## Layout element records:
::::
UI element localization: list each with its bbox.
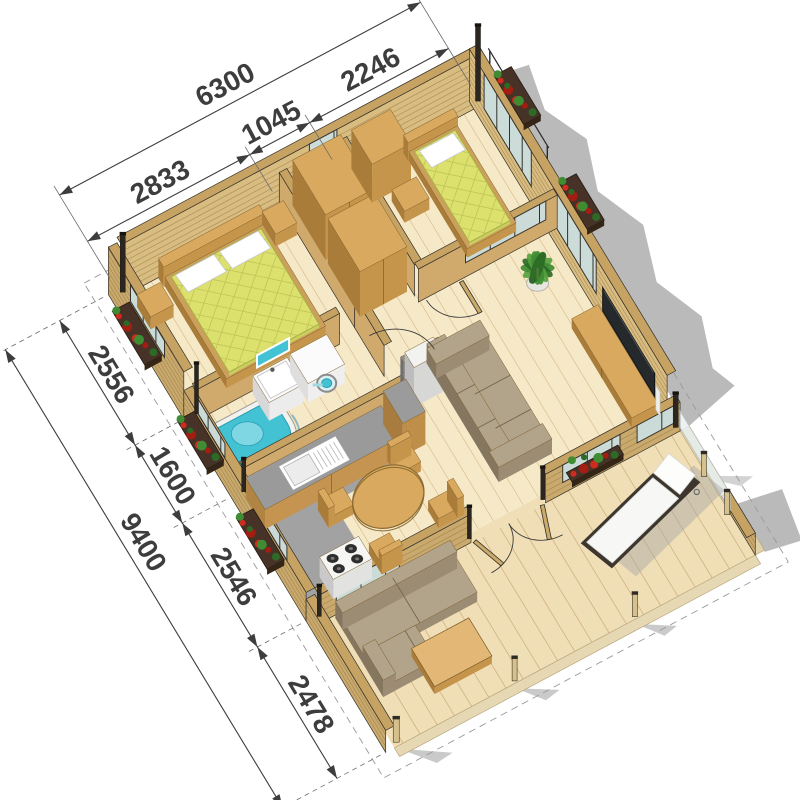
flower (593, 453, 603, 463)
flower (142, 342, 148, 348)
flower (611, 451, 619, 459)
post-cap (393, 716, 400, 719)
post (467, 508, 471, 539)
dimension-arrow (236, 155, 250, 165)
flower (562, 185, 568, 191)
post (393, 719, 399, 742)
post (632, 594, 637, 616)
dimension-arrow (172, 510, 182, 523)
flower (494, 70, 502, 78)
dimension-label: 9400 (114, 508, 173, 577)
post (673, 394, 678, 427)
floor-plan-root: 283310452246630025561600254624789400 (0, 0, 800, 800)
flower (581, 454, 587, 460)
dimension-label: 6300 (190, 56, 260, 113)
flower (124, 320, 130, 326)
stove-burner (355, 557, 359, 560)
post-cap (724, 489, 730, 492)
dining-chair-back (329, 505, 335, 527)
post (512, 659, 517, 681)
post-cap (467, 505, 472, 508)
post-cap (673, 391, 679, 394)
flower (265, 547, 271, 553)
dimension-arrow (125, 432, 135, 445)
dimension-arrow (327, 765, 337, 778)
flower (603, 453, 609, 459)
dimension-label: 1600 (143, 441, 202, 510)
floor-plan-canvas: 283310452246630025561600254624789400 (0, 0, 800, 800)
post-cap (120, 232, 126, 235)
dimension-arrow (310, 113, 324, 123)
flower (257, 540, 267, 550)
flower (240, 520, 246, 526)
post-cap (511, 656, 517, 659)
dimension-arrow (182, 523, 192, 536)
dimension-arrow (407, 2, 421, 12)
post (242, 460, 246, 492)
washer-door-glass (322, 379, 332, 388)
post (725, 492, 730, 515)
stove-burner (349, 547, 353, 550)
dimension-arrow (60, 321, 70, 334)
flower (177, 415, 185, 423)
flower (149, 348, 157, 356)
post (702, 454, 707, 477)
flower (112, 307, 120, 315)
post-cap (632, 591, 638, 594)
flower (522, 103, 528, 109)
dimension-label: 2556 (82, 340, 141, 409)
flower (134, 335, 144, 345)
extension-line (0, 297, 103, 355)
faucet (270, 367, 274, 371)
extension-line (272, 755, 381, 800)
dimension-arrow (272, 794, 282, 800)
stove-burner (331, 557, 335, 560)
post-cap (540, 465, 545, 468)
dimension-arrow (5, 350, 15, 363)
flower (212, 453, 220, 461)
dimension-label: 2478 (282, 669, 341, 738)
dimension-label: 2546 (205, 542, 264, 611)
post (317, 587, 321, 617)
post-cap (475, 23, 481, 26)
post (541, 468, 545, 499)
dining-chair-back (458, 496, 464, 518)
extension-line (54, 186, 110, 278)
flower (579, 464, 589, 474)
flower (236, 513, 244, 521)
shower-seat (231, 422, 263, 446)
flower (247, 526, 253, 532)
post-cap (317, 584, 322, 587)
post-cap (194, 361, 199, 364)
flower (498, 78, 504, 84)
flower (568, 456, 576, 464)
dimension-arrow (435, 49, 449, 59)
flower (529, 108, 537, 116)
flower (569, 189, 575, 195)
post-cap (241, 457, 246, 460)
stove-burner (337, 567, 341, 570)
flower (205, 448, 211, 454)
post (476, 26, 481, 101)
flower (504, 83, 510, 89)
flower (181, 422, 187, 428)
flower (272, 553, 280, 561)
post (120, 235, 125, 292)
dimension-arrow (88, 231, 102, 241)
dimension-arrow (257, 647, 267, 660)
flower (558, 177, 566, 185)
post (195, 364, 199, 414)
post-cap (701, 451, 707, 454)
flower (187, 428, 193, 434)
flower (592, 213, 600, 221)
dimension-arrow (247, 634, 257, 647)
dimension-arrow (60, 185, 74, 195)
washer-panel (313, 383, 323, 386)
flower (571, 471, 577, 477)
flower (586, 208, 592, 214)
::::
Revise the records from the line with "flower (593, 453, 603, 463)" up to and including the line with "post-cap (467, 505, 472, 508)", changing "dimension-arrow" to "dim-arrow" and leaving everything else as it is.

## COMPLETE ANSWER:
flower (593, 453, 603, 463)
flower (142, 342, 148, 348)
flower (611, 451, 619, 459)
post-cap (393, 716, 400, 719)
post (467, 508, 471, 539)
dim-arrow (236, 155, 250, 165)
flower (562, 185, 568, 191)
post (393, 719, 399, 742)
post (632, 594, 637, 616)
dim-arrow (172, 510, 182, 523)
flower (494, 70, 502, 78)
dimension-label: 9400 (114, 508, 173, 577)
post (673, 394, 678, 427)
floor-plan-root: 283310452246630025561600254624789400 (0, 0, 800, 800)
flower (581, 454, 587, 460)
dimension-label: 6300 (190, 56, 260, 113)
flower (124, 320, 130, 326)
stove-burner (355, 557, 359, 560)
post-cap (724, 489, 730, 492)
dining-chair-back (329, 505, 335, 527)
post (512, 659, 517, 681)
post-cap (467, 505, 472, 508)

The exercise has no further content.